>> BEGIN MATERIAL SUPPLIED
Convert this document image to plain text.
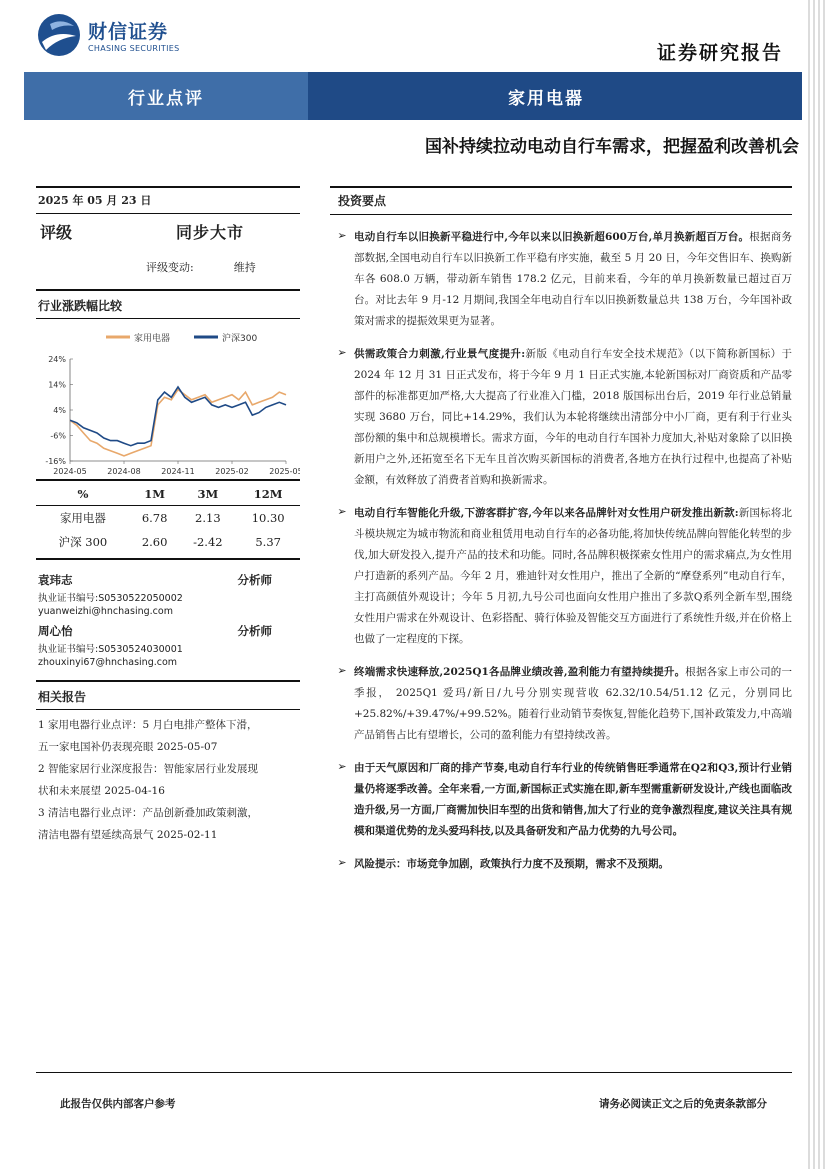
财信证券
CHASING SECURITIES	证券研究报告
行业点评	家用电器
国补持续拉动电动自行车需求，把握盈利改善机会
2025 年 05 月 23 日
评级	同步大市
评级变动:	维持
行业涨跌幅比较
家用电器	沪深300
24%
14%
4%
-6%
-16%
2024-05	2024-08	2024-11	2025-02	2025-05
%	1M	3M	12M
家用电器	6.78	2.13	10.30
沪深 300	2.60	-2.42	5.37
袁玮志	分析师
执业证书编号:S0530522050002
yuanweizhi@hnchasing.com
周心怡	分析师
执业证书编号:S0530524030001
zhouxinyi67@hnchasing.com
相关报告
1 家用电器行业点评：5 月白电排产整体下滑，
五一家电国补仍表现亮眼 2025-05-07
2 智能家居行业深度报告：智能家居行业发展现
状和未来展望 2025-04-16
3 清洁电器行业点评：产品创新叠加政策刺激，
清洁电器有望延续高景气 2025-02-11
投资要点
➢ 电动自行车以旧换新平稳进行中,今年以来以旧换新超600万台,单月换新超百万台。根据商务部数据,全国电动自行车以旧换新工作平稳有序实施，截至 5 月 20 日，今年交售旧车、换购新车各 608.0 万辆，带动新车销售 178.2 亿元，目前来看，今年的单月换新数量已超过百万台。对比去年 9 月-12 月期间,我国全年电动自行车以旧换新数量总共 138 万台，今年国补政策对需求的提振效果更为显著。
➢ 供需政策合力刺激,行业景气度提升:新版《电动自行车安全技术规范》（以下简称新国标）于 2024 年 12 月 31 日正式发布，将于今年 9 月 1 日正式实施,本轮新国标对厂商资质和产品零部件的标准都更加严格,大大提高了行业准入门槛，2018 版国标出台后，2019 年行业总销量实现 3680 万台，同比+14.29%，我们认为本轮将继续出清部分中小厂商，更有利于行业头部份额的集中和总规模增长。需求方面，今年的电动自行车国补力度加大,补贴对象除了以旧换新用户之外,还拓宽至名下无车且首次购买新国标的消费者,各地方在执行过程中,也提高了补贴金额，有效释放了消费者首购和换新需求。
➢ 电动自行车智能化升级,下游客群扩容,今年以来各品牌针对女性用户研发推出新款:新国标将北斗模块规定为城市物流和商业租赁用电动自行车的必备功能,将加快传统品牌向智能化转型的步伐,加大研发投入,提升产品的技术和功能。同时,各品牌积极探索女性用户的需求痛点,为女性用户打造新的系列产品。今年 2 月，雅迪针对女性用户，推出了全新的“摩登系列”电动自行车，主打高颜值外观设计；今年 5 月初,九号公司也面向女性用户推出了多款Q系列全新车型,围绕女性用户需求在外观设计、色彩搭配、骑行体验及智能交互方面进行了系统性升级,并在价格上也做了一定程度的下探。
➢ 终端需求快速释放,2025Q1各品牌业绩改善,盈利能力有望持续提升。根据各家上市公司的一季报， 2025Q1 爱玛/新日/九号分别实现营收 62.32/10.54/51.12 亿元，分别同比+25.82%/+39.47%/+99.52%。随着行业动销节奏恢复,智能化趋势下,国补政策发力,中高端产品销售占比有望增长，公司的盈利能力有望持续改善。
➢ 由于天气原因和厂商的排产节奏,电动自行车行业的传统销售旺季通常在Q2和Q3,预计行业销量仍将逐季改善。全年来看,一方面,新国标正式实施在即,新车型需重新研发设计,产线也面临改造升级,另一方面,厂商需加快旧车型的出货和销售,加大了行业的竞争激烈程度,建议关注具有规模和渠道优势的龙头爱玛科技,以及具备研发和产品力优势的九号公司。
➢ 风险提示：市场竞争加剧，政策执行力度不及预期，需求不及预期。
此报告仅供内部客户参考	请务必阅读正文之后的免责条款部分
>> END MATERIAL SUPPLIED
STATED PROBLEM: Return only the number of lines in the data above that include the word "hnchasing".

SOLUTION TO THIS PROBLEM: 2